Which lines include the word "Stimme"? Copy each of them.
** START OF MATERIAL FOR THE TASK **
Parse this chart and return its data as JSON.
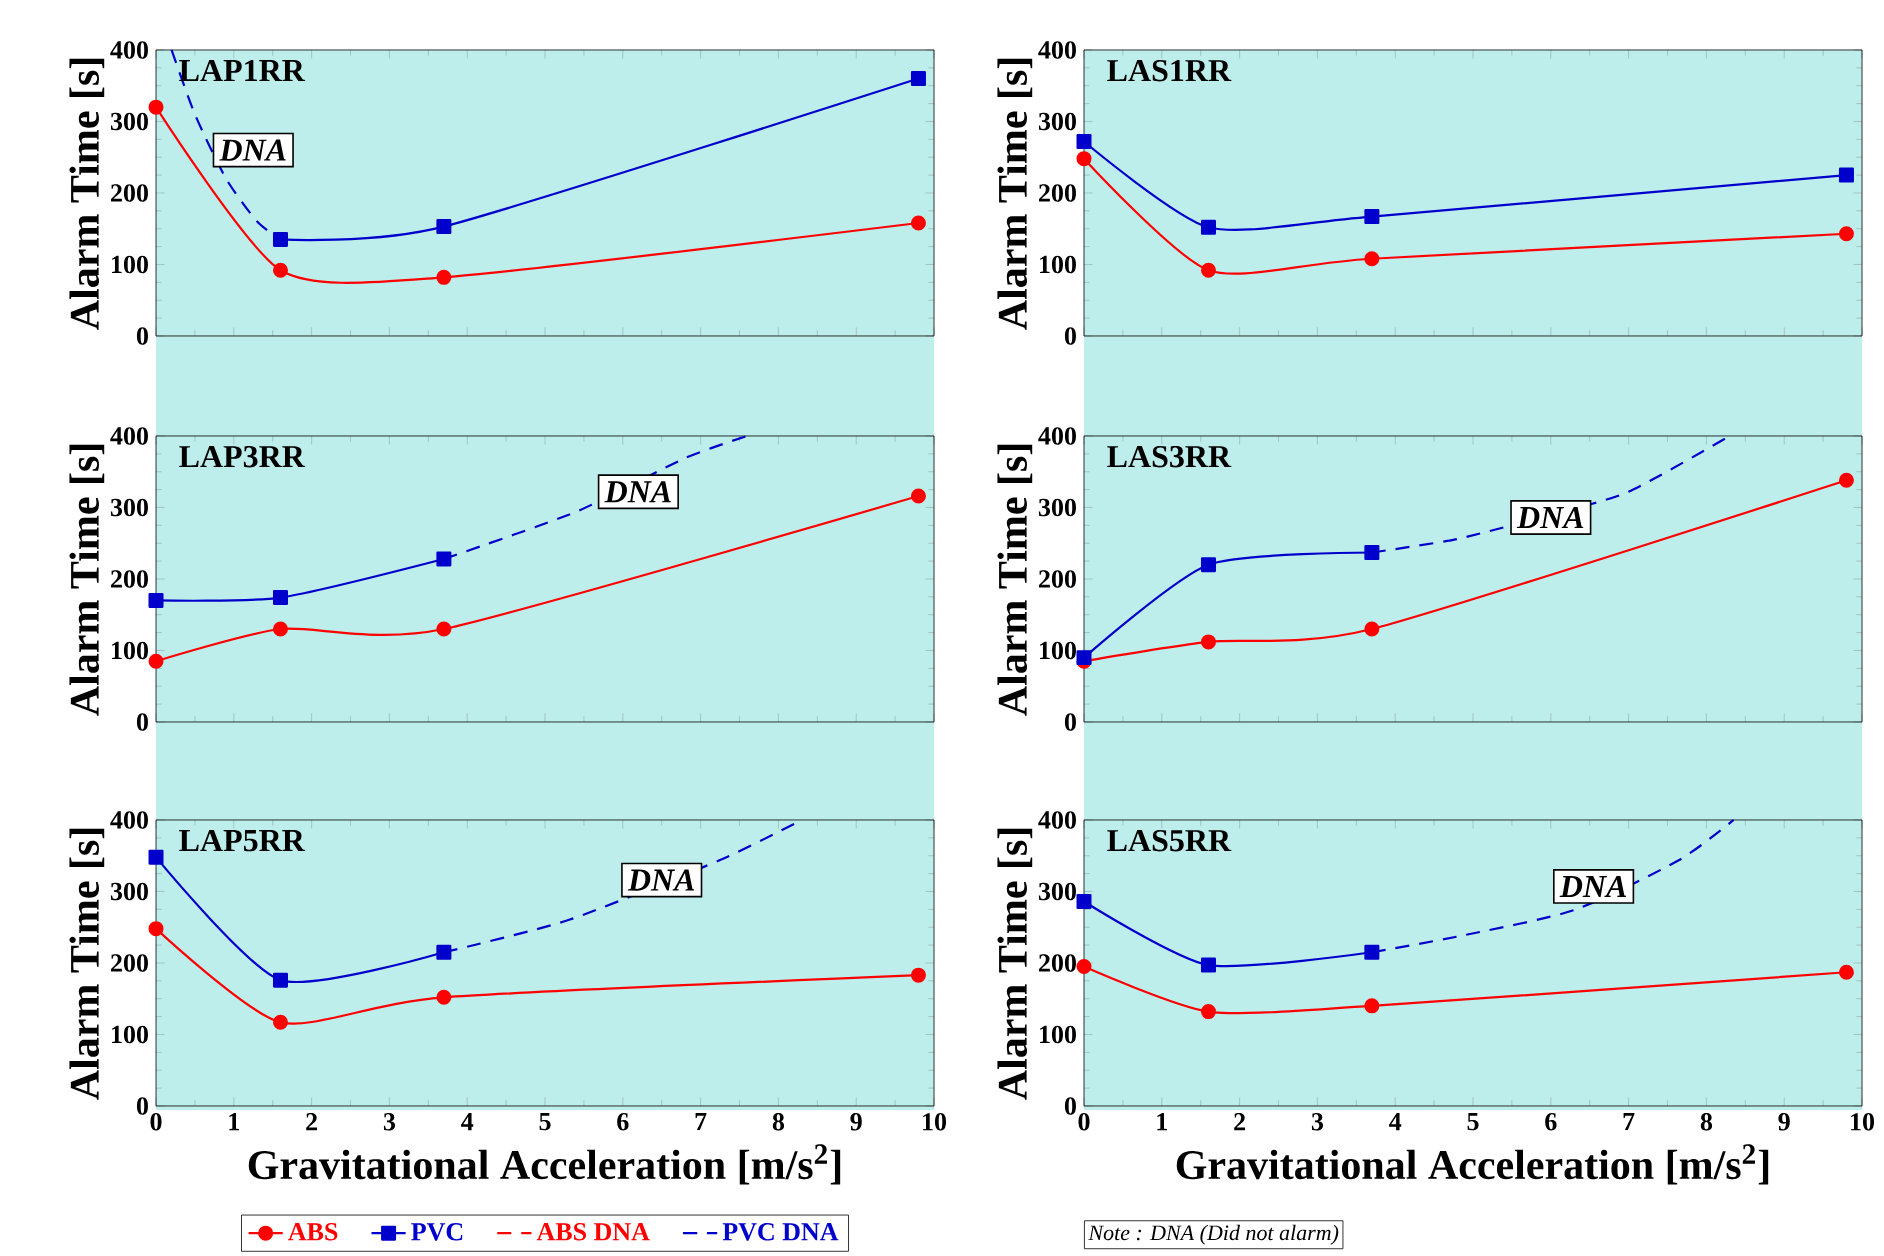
{
  "chart_data": [
    {
      "type": "line",
      "title": "LAP1RR",
      "ylabel": "Alarm Time [s]",
      "xlim": [
        0,
        10
      ],
      "xticks": [
        0,
        1,
        2,
        3,
        4,
        5,
        6,
        7,
        8,
        9,
        10
      ],
      "ylim": [
        0,
        400
      ],
      "yticks": [
        0,
        100,
        200,
        300,
        400
      ],
      "tick_labels": "y",
      "series": [
        {
          "color": "#ff0000",
          "x": [
            0,
            1.6,
            3.7,
            9.8
          ],
          "values": [
            320,
            92,
            82,
            158
          ],
          "marker": "circle",
          "line_style": "solid"
        },
        {
          "color": "#0000cc",
          "x": [
            1.6,
            3.7,
            9.8
          ],
          "values": [
            135,
            153,
            360
          ],
          "marker": "square",
          "line_style": "solid"
        },
        {
          "color": "#0000cc",
          "x": [
            0.2,
            0.5,
            0.9,
            1.3,
            1.6
          ],
          "values": [
            400,
            310,
            220,
            160,
            135
          ],
          "marker": "none",
          "line_style": "dashed"
        }
      ],
      "annotations": [
        {
          "text": "DNA",
          "x": 1.25,
          "y": 260
        }
      ]
    },
    {
      "type": "line",
      "title": "LAS1RR",
      "ylabel": "Alarm Time [s]",
      "xlim": [
        0,
        10
      ],
      "xticks": [
        0,
        1,
        2,
        3,
        4,
        5,
        6,
        7,
        8,
        9,
        10
      ],
      "ylim": [
        0,
        400
      ],
      "yticks": [
        0,
        100,
        200,
        300,
        400
      ],
      "tick_labels": "y",
      "series": [
        {
          "color": "#ff0000",
          "x": [
            0,
            1.6,
            3.7,
            9.8
          ],
          "values": [
            248,
            92,
            108,
            143
          ],
          "marker": "circle",
          "line_style": "solid"
        },
        {
          "color": "#0000cc",
          "x": [
            0,
            1.6,
            3.7,
            9.8
          ],
          "values": [
            272,
            152,
            167,
            225
          ],
          "marker": "square",
          "line_style": "solid"
        }
      ]
    },
    {
      "type": "line",
      "title": "LAP3RR",
      "ylabel": "Alarm Time [s]",
      "xlim": [
        0,
        10
      ],
      "xticks": [
        0,
        1,
        2,
        3,
        4,
        5,
        6,
        7,
        8,
        9,
        10
      ],
      "ylim": [
        0,
        400
      ],
      "yticks": [
        0,
        100,
        200,
        300,
        400
      ],
      "tick_labels": "y",
      "series": [
        {
          "color": "#ff0000",
          "x": [
            0,
            1.6,
            3.7,
            9.8
          ],
          "values": [
            85,
            130,
            130,
            316
          ],
          "marker": "circle",
          "line_style": "solid"
        },
        {
          "color": "#0000cc",
          "x": [
            0,
            1.6,
            3.7
          ],
          "values": [
            170,
            174,
            228
          ],
          "marker": "square",
          "line_style": "solid"
        },
        {
          "color": "#0000cc",
          "x": [
            3.7,
            5.4,
            6.8,
            7.6
          ],
          "values": [
            228,
            294,
            369,
            400
          ],
          "marker": "none",
          "line_style": "dashed"
        }
      ],
      "annotations": [
        {
          "text": "DNA",
          "x": 6.2,
          "y": 322
        }
      ]
    },
    {
      "type": "line",
      "title": "LAS3RR",
      "ylabel": "Alarm Time [s]",
      "xlim": [
        0,
        10
      ],
      "xticks": [
        0,
        1,
        2,
        3,
        4,
        5,
        6,
        7,
        8,
        9,
        10
      ],
      "ylim": [
        0,
        400
      ],
      "yticks": [
        0,
        100,
        200,
        300,
        400
      ],
      "tick_labels": "y",
      "series": [
        {
          "color": "#ff0000",
          "x": [
            0,
            1.6,
            3.7,
            9.8
          ],
          "values": [
            85,
            112,
            130,
            338
          ],
          "marker": "circle",
          "line_style": "solid"
        },
        {
          "color": "#0000cc",
          "x": [
            0,
            1.6,
            3.7
          ],
          "values": [
            90,
            220,
            237
          ],
          "marker": "square",
          "line_style": "solid"
        },
        {
          "color": "#0000cc",
          "x": [
            3.7,
            4.8,
            6.0,
            7.0,
            8.3
          ],
          "values": [
            237,
            256,
            290,
            322,
            400
          ],
          "marker": "none",
          "line_style": "dashed"
        }
      ],
      "annotations": [
        {
          "text": "DNA",
          "x": 6.0,
          "y": 286
        }
      ]
    },
    {
      "type": "line",
      "title": "LAP5RR",
      "xlabel": "Gravitational Acceleration [m/s$^{2}$]",
      "ylabel": "Alarm Time [s]",
      "xlim": [
        0,
        10
      ],
      "xticks": [
        0,
        1,
        2,
        3,
        4,
        5,
        6,
        7,
        8,
        9,
        10
      ],
      "ylim": [
        0,
        400
      ],
      "yticks": [
        0,
        100,
        200,
        300,
        400
      ],
      "legend": "bottom",
      "series": [
        {
          "name": "ABS",
          "color": "#ff0000",
          "x": [
            0,
            1.6,
            3.7,
            9.8
          ],
          "values": [
            248,
            117,
            152,
            183
          ],
          "marker": "circle",
          "line_style": "solid"
        },
        {
          "name": "PVC",
          "color": "#0000cc",
          "x": [
            0,
            1.6,
            3.7
          ],
          "values": [
            348,
            176,
            215
          ],
          "marker": "square",
          "line_style": "solid"
        },
        {
          "name": "ABS DNA",
          "color": "#ff0000",
          "marker": "none",
          "line_style": "dashed"
        },
        {
          "name": "PVC DNA",
          "color": "#0000cc",
          "x": [
            3.7,
            5.3,
            7.25,
            8.3
          ],
          "values": [
            215,
            260,
            344,
            400
          ],
          "marker": "none",
          "line_style": "dashed"
        }
      ],
      "annotations": [
        {
          "text": "DNA",
          "x": 6.5,
          "y": 316
        }
      ]
    },
    {
      "type": "line",
      "title": "LAS5RR",
      "xlabel": "Gravitational Acceleration [m/s$^{2}$]",
      "ylabel": "Alarm Time [s]",
      "xlim": [
        0,
        10
      ],
      "xticks": [
        0,
        1,
        2,
        3,
        4,
        5,
        6,
        7,
        8,
        9,
        10
      ],
      "ylim": [
        0,
        400
      ],
      "yticks": [
        0,
        100,
        200,
        300,
        400
      ],
      "series": [
        {
          "color": "#ff0000",
          "x": [
            0,
            1.6,
            3.7,
            9.8
          ],
          "values": [
            195,
            132,
            140,
            187
          ],
          "marker": "circle",
          "line_style": "solid"
        },
        {
          "color": "#0000cc",
          "x": [
            0,
            1.6,
            3.7
          ],
          "values": [
            286,
            197,
            215
          ],
          "marker": "square",
          "line_style": "solid"
        },
        {
          "color": "#0000cc",
          "x": [
            3.7,
            4.8,
            6.3,
            7.65,
            8.35
          ],
          "values": [
            215,
            237,
            274,
            344,
            400
          ],
          "marker": "none",
          "line_style": "dashed"
        }
      ],
      "annotations": [
        {
          "text": "DNA",
          "x": 6.55,
          "y": 307
        },
        "Note : DNA (Did not alarm)"
      ]
    }
  ]
}
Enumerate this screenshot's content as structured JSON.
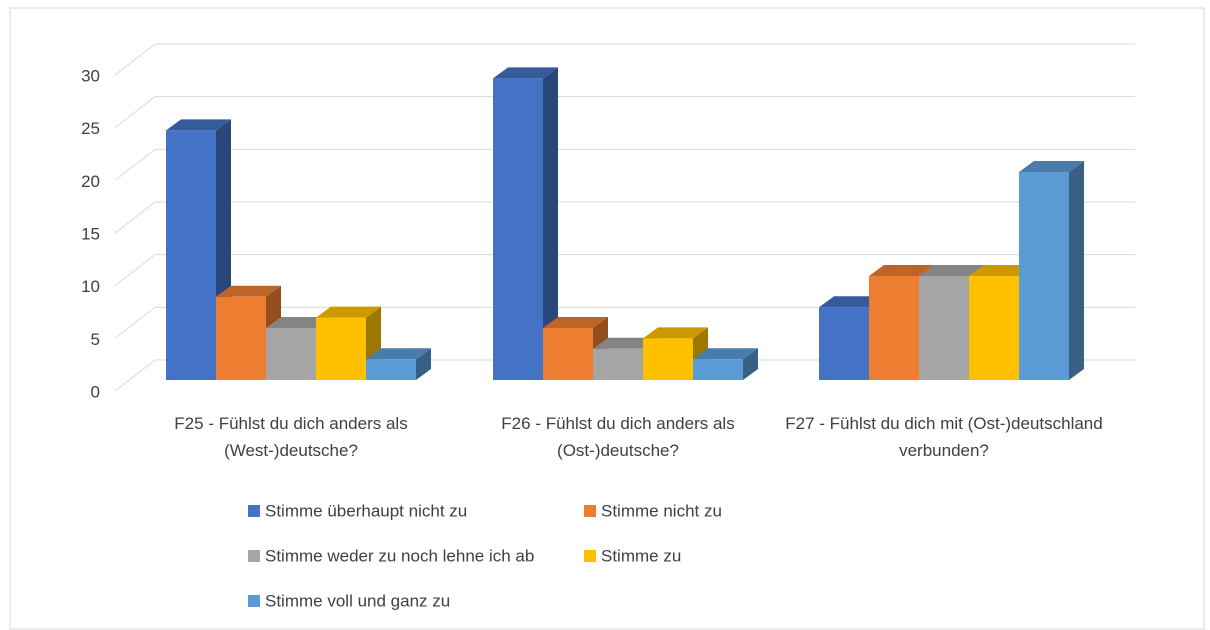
{
  "chart_data": {
    "type": "bar3d",
    "categories": [
      "F25 - Fühlst du dich anders als (West-)deutsche?",
      "F26 - Fühlst du dich anders als (Ost-)deutsche?",
      "F27 - Fühlst du dich mit (Ost-)deutschland verbunden?"
    ],
    "series": [
      {
        "name": "Stimme überhaupt nicht zu",
        "color": "#4472c4",
        "values": [
          24,
          29,
          7
        ]
      },
      {
        "name": "Stimme nicht zu",
        "color": "#ed7d31",
        "values": [
          8,
          5,
          10
        ]
      },
      {
        "name": "Stimme weder zu noch lehne ich ab",
        "color": "#a5a5a5",
        "values": [
          5,
          3,
          10
        ]
      },
      {
        "name": "Stimme zu",
        "color": "#ffc000",
        "values": [
          6,
          4,
          10
        ]
      },
      {
        "name": "Stimme voll und ganz zu",
        "color": "#5b9bd5",
        "values": [
          2,
          2,
          20
        ]
      }
    ],
    "ylim": [
      0,
      30
    ],
    "yticks": [
      0,
      5,
      10,
      15,
      20,
      25,
      30
    ],
    "grid": true,
    "legend": "bottom"
  }
}
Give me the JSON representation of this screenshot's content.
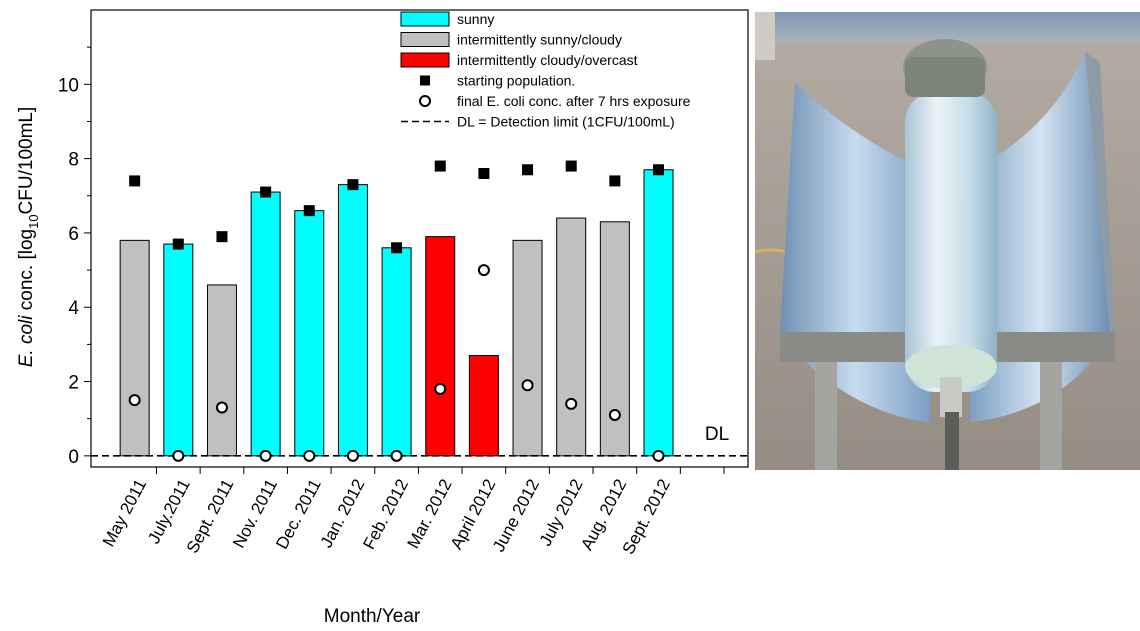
{
  "chart_data": {
    "type": "bar",
    "xlabel": "Month/Year",
    "ylabel": {
      "italic": "E. coli",
      "pre": " conc. [log",
      "sub": "10",
      "post": "CFU/100mL]"
    },
    "ylim": [
      -0.3,
      12
    ],
    "yticks": [
      0,
      2,
      4,
      6,
      8,
      10
    ],
    "categories": [
      "May 2011",
      "July.2011",
      "Sept. 2011",
      "Nov. 2011",
      "Dec. 2011",
      "Jan. 2012",
      "Feb. 2012",
      "Mar. 2012",
      "April 2012",
      "June 2012",
      "July 2012",
      "Aug. 2012",
      "Sept. 2012"
    ],
    "weather": [
      "intermittently sunny/cloudy",
      "sunny",
      "intermittently sunny/cloudy",
      "sunny",
      "sunny",
      "sunny",
      "sunny",
      "intermittently cloudy/overcast",
      "intermittently cloudy/overcast",
      "intermittently sunny/cloudy",
      "intermittently sunny/cloudy",
      "intermittently sunny/cloudy",
      "sunny"
    ],
    "bar_values": [
      5.8,
      5.7,
      4.6,
      7.1,
      6.6,
      7.3,
      5.6,
      5.9,
      2.7,
      5.8,
      6.4,
      6.3,
      7.7
    ],
    "series": [
      {
        "name": "starting population.",
        "values": [
          7.4,
          5.7,
          5.9,
          7.1,
          6.6,
          7.3,
          5.6,
          7.8,
          7.6,
          7.7,
          7.8,
          7.4,
          7.7
        ]
      },
      {
        "name": "final E. coli conc. after 7 hrs exposure",
        "values": [
          1.5,
          0,
          1.3,
          0,
          0,
          0,
          0,
          1.8,
          5.0,
          1.9,
          1.4,
          1.1,
          0
        ]
      }
    ],
    "detection_limit": 0,
    "dl_label": "DL",
    "colors": {
      "sunny": "#00ffff",
      "intermittently sunny/cloudy": "#c0c0c0",
      "intermittently cloudy/overcast": "#ff0000"
    },
    "legend": {
      "placement": "top-right",
      "items": [
        {
          "label": "sunny",
          "symbol": "bar",
          "color": "#00ffff"
        },
        {
          "label": "intermittently sunny/cloudy",
          "symbol": "bar",
          "color": "#c0c0c0"
        },
        {
          "label": "intermittently cloudy/overcast",
          "symbol": "bar",
          "color": "#ff0000"
        },
        {
          "label": "starting population.",
          "symbol": "filled-square"
        },
        {
          "label": "final E. coli conc. after 7 hrs exposure",
          "symbol": "open-circle"
        },
        {
          "label": "DL = Detection limit (1CFU/100mL)",
          "symbol": "dashed-line"
        }
      ]
    },
    "grid": false
  },
  "photo": {
    "subject": "solar-disinfection-reactor-icon",
    "colors": {
      "sky": "#8aa0b8",
      "ground": "#a59d95",
      "mirror": "#b9d3e8",
      "tube": "#dbeef6",
      "metal": "#9a9a96"
    }
  }
}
** END OF MATERIAL FOR THE TASK **
**RESULT FOR THIS TASK:**
        "name": "Stimme überhaupt nicht zu",
        "name": "Stimme nicht zu",
        "name": "Stimme weder zu noch lehne ich ab",
        "name": "Stimme zu",
        "name": "Stimme voll und ganz zu",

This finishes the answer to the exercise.